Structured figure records
****************

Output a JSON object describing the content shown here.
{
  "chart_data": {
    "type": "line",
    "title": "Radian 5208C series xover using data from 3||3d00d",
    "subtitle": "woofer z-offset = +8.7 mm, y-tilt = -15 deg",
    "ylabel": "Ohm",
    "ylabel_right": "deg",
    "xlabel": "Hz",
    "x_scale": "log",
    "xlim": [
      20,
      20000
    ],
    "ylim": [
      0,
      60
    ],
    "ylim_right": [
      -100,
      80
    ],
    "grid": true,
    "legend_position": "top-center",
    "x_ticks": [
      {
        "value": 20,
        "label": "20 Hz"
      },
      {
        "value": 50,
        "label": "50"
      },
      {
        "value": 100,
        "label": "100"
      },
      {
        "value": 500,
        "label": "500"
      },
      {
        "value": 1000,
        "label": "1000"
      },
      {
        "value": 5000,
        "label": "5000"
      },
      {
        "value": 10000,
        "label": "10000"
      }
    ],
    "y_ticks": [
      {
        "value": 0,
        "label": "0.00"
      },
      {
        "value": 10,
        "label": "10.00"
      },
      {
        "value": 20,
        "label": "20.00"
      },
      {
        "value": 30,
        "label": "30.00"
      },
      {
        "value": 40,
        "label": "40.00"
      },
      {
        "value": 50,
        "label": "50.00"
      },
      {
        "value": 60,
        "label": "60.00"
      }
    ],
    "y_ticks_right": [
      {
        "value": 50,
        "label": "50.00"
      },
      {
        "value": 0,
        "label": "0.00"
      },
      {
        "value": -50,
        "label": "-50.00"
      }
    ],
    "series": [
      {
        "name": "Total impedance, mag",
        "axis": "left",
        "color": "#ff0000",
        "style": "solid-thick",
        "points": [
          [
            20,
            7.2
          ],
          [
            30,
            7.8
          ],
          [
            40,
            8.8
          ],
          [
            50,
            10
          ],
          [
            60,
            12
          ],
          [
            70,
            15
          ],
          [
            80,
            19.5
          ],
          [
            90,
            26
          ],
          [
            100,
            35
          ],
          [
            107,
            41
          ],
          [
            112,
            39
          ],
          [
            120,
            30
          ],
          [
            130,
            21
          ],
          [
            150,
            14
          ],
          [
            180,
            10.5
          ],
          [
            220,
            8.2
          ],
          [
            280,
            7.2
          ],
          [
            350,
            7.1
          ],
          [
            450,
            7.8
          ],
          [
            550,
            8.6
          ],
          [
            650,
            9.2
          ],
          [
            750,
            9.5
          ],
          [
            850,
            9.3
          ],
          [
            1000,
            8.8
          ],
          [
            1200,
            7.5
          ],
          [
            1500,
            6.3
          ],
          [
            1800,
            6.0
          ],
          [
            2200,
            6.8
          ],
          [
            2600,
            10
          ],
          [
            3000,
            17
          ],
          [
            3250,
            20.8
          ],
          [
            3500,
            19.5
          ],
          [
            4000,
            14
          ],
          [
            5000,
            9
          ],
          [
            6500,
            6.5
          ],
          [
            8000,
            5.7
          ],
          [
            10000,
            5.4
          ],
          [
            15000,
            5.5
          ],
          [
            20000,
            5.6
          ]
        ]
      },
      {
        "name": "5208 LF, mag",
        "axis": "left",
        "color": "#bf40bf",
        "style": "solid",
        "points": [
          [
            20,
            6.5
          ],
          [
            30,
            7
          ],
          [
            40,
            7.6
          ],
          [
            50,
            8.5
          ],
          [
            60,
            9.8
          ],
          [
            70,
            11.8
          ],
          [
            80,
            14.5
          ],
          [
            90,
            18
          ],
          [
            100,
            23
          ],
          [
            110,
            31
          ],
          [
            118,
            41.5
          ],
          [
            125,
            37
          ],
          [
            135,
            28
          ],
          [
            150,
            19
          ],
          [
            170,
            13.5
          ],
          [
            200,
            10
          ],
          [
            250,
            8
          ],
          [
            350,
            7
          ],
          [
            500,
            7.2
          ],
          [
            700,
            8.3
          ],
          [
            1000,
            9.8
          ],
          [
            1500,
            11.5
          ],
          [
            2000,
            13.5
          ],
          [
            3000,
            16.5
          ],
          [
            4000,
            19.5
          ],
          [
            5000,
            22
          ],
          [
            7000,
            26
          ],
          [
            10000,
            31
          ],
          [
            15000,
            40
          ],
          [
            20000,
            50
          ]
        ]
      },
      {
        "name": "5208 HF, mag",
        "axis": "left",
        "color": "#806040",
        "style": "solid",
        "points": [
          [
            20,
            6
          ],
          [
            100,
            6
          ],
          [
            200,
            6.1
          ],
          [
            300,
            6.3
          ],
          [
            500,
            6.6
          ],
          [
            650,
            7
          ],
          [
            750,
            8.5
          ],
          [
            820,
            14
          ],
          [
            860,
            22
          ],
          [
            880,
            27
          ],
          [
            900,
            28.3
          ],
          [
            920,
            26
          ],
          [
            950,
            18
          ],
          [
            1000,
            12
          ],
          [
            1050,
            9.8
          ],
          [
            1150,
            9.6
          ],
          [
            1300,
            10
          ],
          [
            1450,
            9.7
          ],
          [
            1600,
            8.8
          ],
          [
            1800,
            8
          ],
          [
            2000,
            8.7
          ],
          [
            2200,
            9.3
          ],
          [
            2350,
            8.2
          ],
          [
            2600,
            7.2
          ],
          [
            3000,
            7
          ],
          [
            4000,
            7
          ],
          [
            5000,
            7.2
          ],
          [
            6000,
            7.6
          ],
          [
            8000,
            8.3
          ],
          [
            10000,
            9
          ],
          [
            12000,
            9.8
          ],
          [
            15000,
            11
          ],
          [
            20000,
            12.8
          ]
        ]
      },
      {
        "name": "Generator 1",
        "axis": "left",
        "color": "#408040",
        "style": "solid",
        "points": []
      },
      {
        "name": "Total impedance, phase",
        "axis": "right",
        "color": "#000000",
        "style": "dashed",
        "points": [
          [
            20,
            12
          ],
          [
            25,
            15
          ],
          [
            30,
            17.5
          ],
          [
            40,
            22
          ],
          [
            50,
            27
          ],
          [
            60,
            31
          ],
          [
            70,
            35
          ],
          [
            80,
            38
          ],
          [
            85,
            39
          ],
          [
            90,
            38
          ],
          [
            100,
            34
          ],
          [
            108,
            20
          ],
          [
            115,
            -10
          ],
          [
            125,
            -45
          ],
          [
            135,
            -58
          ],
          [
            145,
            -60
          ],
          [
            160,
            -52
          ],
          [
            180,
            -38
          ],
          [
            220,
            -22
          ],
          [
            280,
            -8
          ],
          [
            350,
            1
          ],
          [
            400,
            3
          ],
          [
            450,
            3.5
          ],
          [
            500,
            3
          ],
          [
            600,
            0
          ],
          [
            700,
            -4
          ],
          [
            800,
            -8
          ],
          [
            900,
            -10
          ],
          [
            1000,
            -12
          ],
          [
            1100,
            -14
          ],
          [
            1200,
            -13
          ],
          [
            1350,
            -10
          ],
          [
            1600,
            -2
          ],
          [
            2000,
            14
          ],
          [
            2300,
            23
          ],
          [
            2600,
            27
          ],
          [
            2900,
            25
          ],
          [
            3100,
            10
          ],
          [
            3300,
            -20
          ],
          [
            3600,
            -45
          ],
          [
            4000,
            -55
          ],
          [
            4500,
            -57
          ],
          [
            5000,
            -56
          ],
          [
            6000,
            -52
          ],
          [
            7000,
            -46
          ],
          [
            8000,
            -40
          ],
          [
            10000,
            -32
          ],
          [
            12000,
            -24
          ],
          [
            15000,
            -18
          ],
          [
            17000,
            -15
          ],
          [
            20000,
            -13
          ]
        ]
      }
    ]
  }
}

****************

### PROBLEM DESCRIPTION
Look through the entries above and list every line containing "series".

### FULL OUTPUT
    "title": "Radian 5208C series xover using data from 3||3d00d",
    "series": [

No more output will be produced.